▸ WRITTEN PROBLEM
Report, as a bare number, how many lines hold "compound".

Entries taken from a collection:

........

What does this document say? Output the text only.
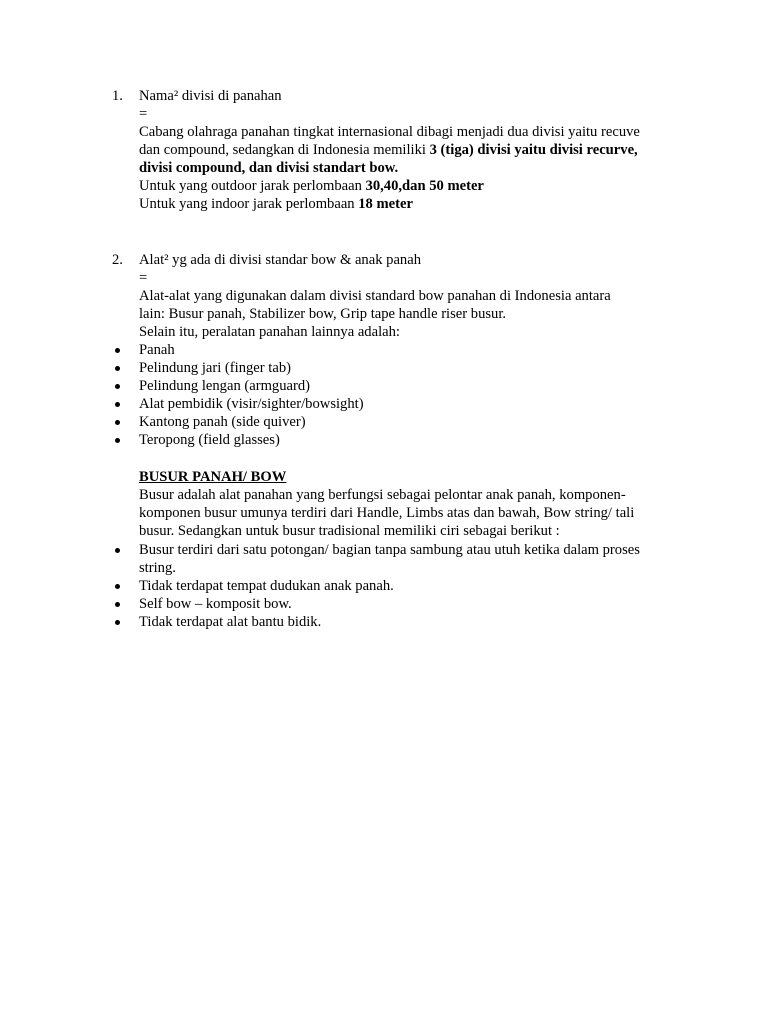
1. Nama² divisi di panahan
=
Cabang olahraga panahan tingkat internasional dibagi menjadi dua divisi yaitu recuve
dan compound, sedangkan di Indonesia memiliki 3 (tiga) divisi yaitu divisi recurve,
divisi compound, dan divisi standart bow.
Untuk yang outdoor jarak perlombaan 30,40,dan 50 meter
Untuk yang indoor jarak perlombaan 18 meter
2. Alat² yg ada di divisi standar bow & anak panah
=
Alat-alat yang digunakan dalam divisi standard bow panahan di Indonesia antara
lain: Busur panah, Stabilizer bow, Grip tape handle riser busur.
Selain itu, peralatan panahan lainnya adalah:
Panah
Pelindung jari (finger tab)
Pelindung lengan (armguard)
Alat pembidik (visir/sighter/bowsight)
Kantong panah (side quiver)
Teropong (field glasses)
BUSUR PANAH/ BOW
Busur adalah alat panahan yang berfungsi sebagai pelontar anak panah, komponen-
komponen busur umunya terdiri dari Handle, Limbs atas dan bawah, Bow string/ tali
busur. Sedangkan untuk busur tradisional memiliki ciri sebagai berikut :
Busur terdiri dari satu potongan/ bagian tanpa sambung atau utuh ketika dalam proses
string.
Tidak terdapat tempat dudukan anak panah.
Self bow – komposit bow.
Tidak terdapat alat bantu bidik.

........

▸ SOLUTION TO THIS PROBLEM
2